▶ [What is required]:
Give the data from the line with "toolbar-view3-button[interactable] [230, 55, 250, 75]" to the line with "tab-lift[interactable]: ⇕ Lift", both ends included, as a numbered list with no blank lines.

=== Data ===

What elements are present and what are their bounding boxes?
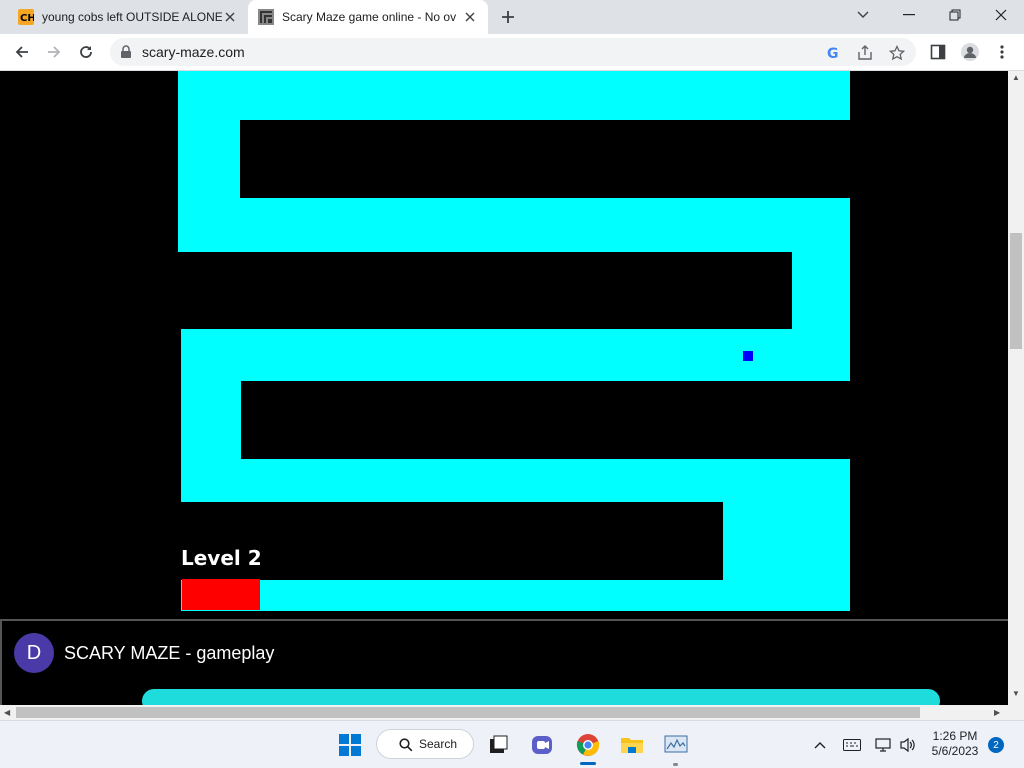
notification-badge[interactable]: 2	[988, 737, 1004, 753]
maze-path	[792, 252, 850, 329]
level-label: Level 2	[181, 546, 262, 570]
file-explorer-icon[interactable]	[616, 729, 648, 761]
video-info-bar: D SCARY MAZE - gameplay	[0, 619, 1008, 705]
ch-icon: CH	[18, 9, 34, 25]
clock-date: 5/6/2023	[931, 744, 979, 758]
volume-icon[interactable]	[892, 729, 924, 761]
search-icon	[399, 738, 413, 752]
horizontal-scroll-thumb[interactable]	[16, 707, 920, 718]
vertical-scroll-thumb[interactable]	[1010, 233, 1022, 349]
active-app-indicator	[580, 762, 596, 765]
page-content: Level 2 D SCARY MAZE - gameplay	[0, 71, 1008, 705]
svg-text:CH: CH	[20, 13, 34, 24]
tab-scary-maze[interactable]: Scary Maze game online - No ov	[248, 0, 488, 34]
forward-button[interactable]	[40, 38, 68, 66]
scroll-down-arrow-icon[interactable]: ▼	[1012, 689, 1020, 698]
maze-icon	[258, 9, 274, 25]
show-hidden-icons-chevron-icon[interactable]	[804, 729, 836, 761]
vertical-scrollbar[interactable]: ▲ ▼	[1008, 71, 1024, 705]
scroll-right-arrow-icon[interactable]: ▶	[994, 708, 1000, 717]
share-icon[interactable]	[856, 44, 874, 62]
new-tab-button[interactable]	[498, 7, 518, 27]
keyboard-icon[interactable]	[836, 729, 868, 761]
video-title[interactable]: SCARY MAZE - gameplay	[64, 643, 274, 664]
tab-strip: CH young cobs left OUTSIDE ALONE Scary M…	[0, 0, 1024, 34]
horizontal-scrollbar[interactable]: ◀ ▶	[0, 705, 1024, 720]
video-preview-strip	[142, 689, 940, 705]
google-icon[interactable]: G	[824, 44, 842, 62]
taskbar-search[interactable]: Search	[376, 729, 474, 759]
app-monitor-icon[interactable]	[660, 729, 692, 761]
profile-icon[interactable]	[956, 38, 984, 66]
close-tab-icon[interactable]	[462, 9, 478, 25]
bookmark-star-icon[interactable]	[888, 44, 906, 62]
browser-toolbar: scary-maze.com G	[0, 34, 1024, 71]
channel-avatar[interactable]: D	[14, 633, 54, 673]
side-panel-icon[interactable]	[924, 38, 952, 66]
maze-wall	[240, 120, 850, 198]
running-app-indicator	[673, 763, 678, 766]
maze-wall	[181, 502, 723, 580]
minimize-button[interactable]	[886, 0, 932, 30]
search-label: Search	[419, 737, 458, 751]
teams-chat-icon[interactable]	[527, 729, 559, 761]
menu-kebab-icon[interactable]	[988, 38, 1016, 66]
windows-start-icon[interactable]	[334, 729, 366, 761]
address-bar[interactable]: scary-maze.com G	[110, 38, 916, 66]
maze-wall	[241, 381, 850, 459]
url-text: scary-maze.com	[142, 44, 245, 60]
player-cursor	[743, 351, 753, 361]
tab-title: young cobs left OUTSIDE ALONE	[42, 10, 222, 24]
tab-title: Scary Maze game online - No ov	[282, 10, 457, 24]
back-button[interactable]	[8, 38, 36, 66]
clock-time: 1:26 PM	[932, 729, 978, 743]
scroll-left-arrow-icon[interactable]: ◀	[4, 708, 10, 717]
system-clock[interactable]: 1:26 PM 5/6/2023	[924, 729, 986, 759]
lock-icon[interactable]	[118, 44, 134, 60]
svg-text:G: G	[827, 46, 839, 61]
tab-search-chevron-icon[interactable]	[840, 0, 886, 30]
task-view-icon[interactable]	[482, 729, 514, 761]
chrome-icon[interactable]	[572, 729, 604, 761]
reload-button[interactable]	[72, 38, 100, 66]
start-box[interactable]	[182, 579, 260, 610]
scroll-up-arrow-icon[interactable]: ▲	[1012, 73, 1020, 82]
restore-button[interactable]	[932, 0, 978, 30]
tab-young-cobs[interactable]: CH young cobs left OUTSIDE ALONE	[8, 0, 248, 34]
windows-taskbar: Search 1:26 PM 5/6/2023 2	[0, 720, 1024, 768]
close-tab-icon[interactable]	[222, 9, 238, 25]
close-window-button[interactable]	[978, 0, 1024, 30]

===
=== Data ===

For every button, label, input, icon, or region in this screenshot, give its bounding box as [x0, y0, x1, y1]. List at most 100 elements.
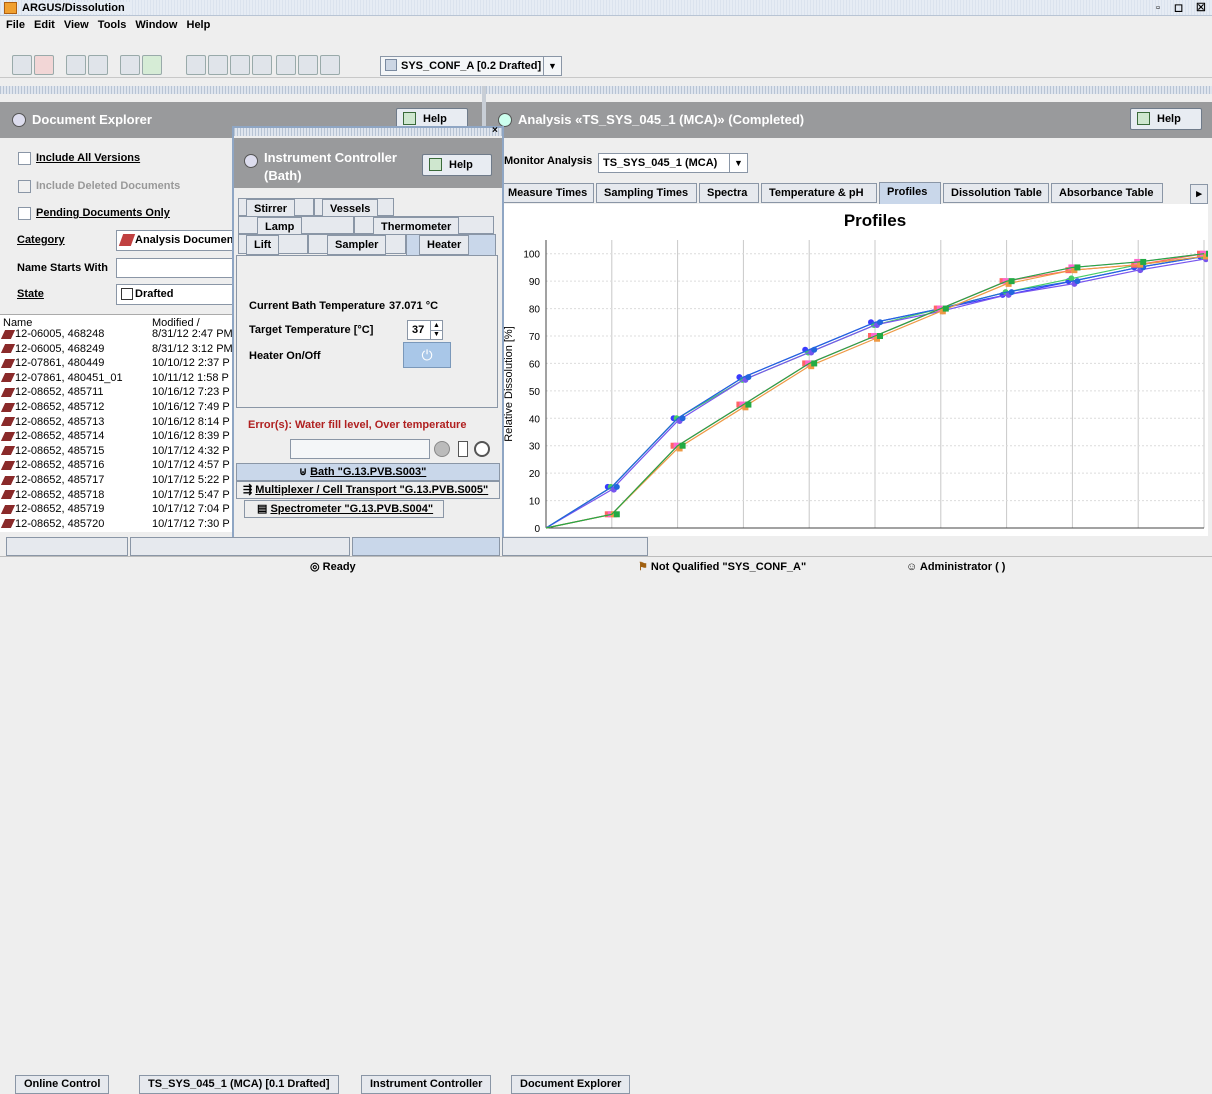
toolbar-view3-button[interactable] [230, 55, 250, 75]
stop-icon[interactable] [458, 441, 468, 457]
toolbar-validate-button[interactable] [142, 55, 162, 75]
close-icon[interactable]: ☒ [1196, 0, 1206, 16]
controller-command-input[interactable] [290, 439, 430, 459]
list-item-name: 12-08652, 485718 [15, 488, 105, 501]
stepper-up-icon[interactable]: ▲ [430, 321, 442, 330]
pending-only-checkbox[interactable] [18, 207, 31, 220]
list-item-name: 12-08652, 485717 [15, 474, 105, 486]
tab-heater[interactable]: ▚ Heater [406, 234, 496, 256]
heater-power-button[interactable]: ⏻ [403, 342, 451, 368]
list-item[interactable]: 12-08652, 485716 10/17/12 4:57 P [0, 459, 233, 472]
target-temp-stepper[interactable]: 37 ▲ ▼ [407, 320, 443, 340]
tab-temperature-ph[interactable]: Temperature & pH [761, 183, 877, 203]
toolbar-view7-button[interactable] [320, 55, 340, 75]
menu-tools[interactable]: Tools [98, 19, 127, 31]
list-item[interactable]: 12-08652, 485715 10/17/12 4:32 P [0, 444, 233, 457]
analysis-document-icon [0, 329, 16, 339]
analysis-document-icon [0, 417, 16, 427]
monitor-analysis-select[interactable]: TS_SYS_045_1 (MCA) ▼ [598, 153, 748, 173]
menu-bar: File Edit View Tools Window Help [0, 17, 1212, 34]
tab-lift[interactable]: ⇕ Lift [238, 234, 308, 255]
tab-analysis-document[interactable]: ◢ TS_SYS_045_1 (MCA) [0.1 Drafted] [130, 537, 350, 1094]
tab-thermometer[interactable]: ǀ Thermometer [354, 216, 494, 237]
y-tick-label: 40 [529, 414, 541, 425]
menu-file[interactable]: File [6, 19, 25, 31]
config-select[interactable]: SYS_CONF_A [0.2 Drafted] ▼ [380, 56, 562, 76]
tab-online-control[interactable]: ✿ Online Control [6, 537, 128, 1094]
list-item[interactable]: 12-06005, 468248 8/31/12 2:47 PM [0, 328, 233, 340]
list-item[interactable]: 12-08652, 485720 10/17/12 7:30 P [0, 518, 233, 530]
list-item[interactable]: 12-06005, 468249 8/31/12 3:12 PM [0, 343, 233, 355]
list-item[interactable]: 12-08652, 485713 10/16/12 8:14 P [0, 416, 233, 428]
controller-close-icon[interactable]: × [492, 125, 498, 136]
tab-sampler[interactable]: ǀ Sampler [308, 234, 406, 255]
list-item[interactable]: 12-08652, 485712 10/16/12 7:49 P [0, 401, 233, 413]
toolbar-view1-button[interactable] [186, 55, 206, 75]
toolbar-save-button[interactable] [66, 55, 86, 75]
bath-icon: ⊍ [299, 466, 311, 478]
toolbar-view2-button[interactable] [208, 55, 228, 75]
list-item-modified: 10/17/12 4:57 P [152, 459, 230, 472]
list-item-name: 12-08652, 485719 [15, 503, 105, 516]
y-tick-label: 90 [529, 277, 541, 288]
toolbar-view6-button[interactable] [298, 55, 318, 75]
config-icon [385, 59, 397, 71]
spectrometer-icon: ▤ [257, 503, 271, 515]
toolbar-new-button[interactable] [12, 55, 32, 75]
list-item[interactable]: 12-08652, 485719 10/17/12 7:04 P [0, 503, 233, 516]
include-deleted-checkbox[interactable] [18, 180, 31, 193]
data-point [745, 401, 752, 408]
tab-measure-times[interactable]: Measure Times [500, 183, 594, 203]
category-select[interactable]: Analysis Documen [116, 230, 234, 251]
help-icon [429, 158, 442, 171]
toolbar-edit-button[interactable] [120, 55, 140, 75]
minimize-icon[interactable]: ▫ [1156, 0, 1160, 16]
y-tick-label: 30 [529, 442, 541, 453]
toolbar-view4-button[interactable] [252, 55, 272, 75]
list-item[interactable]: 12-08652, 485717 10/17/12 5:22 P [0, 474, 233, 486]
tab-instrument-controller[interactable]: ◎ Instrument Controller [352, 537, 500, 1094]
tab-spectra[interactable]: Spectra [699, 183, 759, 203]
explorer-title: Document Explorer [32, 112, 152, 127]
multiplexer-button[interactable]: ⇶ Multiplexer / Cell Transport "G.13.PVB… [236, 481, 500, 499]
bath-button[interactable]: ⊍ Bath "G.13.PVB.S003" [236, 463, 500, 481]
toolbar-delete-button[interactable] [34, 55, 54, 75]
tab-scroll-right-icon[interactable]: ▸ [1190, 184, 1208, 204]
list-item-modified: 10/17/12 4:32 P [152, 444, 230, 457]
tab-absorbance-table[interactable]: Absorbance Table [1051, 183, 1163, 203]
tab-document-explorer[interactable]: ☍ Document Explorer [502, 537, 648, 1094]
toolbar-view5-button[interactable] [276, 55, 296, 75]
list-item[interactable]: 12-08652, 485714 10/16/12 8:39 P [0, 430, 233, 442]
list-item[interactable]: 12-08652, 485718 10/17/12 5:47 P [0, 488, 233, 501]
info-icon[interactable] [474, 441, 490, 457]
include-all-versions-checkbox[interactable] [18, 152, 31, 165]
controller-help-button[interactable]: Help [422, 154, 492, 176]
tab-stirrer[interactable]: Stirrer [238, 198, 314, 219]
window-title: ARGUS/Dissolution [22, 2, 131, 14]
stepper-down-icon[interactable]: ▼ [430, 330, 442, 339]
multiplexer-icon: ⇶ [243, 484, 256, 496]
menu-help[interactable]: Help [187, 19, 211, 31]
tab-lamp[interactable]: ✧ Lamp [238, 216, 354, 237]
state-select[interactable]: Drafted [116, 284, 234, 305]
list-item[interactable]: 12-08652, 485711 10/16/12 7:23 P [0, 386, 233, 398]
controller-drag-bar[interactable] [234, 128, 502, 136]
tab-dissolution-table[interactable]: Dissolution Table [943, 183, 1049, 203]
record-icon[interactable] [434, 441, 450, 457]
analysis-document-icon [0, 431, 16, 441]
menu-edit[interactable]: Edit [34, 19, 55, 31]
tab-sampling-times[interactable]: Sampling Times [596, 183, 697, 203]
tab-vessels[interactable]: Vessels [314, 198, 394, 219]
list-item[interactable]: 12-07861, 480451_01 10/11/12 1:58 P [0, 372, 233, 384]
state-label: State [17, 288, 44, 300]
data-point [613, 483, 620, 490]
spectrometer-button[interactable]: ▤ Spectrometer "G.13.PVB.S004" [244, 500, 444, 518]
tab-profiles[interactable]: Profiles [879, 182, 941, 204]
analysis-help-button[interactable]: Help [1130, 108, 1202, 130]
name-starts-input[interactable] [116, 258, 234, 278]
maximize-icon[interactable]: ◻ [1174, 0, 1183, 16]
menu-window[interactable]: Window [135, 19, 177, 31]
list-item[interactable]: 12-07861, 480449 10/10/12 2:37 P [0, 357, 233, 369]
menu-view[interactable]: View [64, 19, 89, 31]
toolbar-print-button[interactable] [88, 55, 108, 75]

===

▶ [Solution to the problem]:
1. toolbar-view3-button[interactable] [230, 55, 250, 75]
2. stop-icon[interactable] [458, 441, 468, 457]
3. toolbar-validate-button[interactable] [142, 55, 162, 75]
4. close-icon[interactable]: ☒ [1196, 0, 1206, 16]
5. controller-command-input[interactable] [290, 439, 430, 459]
6. list-item-name: 12-08652, 485718 [15, 488, 105, 501]
7. stepper-up-icon[interactable]: ▲ [430, 321, 442, 330]
8. pending-only-checkbox[interactable] [18, 207, 31, 220]
9. list-item-name: 12-08652, 485717 [15, 474, 105, 486]
10. tab-heater[interactable]: ▚ Heater [406, 234, 496, 256]
11. heater-power-button[interactable]: ⏻ [403, 342, 451, 368]
12. list-item[interactable]: 12-08652, 485716 10/17/12 4:57 P [0, 459, 233, 472]
13. target-temp-stepper[interactable]: 37 ▲ ▼ [407, 320, 443, 340]
14. tab-temperature-ph[interactable]: Temperature & pH [761, 183, 877, 203]
15. toolbar-view7-button[interactable] [320, 55, 340, 75]
16. menu-tools[interactable]: Tools [98, 19, 127, 31]
17. list-item[interactable]: 12-08652, 485715 10/17/12 4:32 P [0, 444, 233, 457]
18. analysis-document-icon [0, 329, 16, 339]
19. analysis-document-icon [0, 417, 16, 427]
20. monitor-analysis-select[interactable]: TS_SYS_045_1 (MCA) ▼ [598, 153, 748, 173]
21. menu-bar: File Edit View Tools Window Help [0, 17, 1212, 34]
22. tab-lift[interactable]: ⇕ Lift [238, 234, 308, 255]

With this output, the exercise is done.